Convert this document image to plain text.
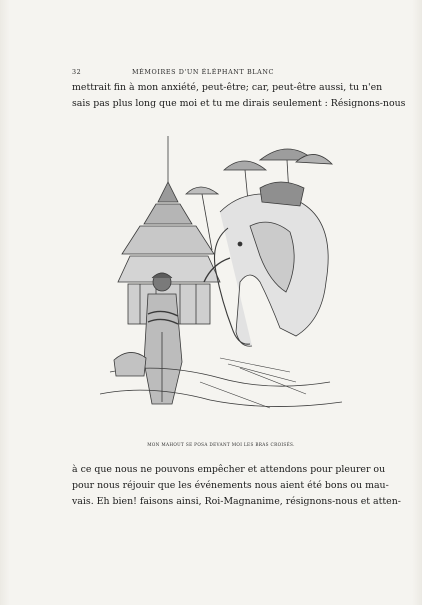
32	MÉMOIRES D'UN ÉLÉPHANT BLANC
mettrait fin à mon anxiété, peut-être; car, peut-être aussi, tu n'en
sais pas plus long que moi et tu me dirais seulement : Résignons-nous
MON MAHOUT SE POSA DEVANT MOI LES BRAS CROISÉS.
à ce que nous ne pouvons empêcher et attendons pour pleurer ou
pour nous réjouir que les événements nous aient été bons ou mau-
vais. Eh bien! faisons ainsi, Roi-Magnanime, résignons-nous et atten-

━━━━━━━━

# Written instruction
Go through the material above and copy each line that has the word "pour".

# Solution for this task
à ce que nous ne pouvons empêcher et attendons pour pleurer ou
pour nous réjouir que les événements nous aient été bons ou mau-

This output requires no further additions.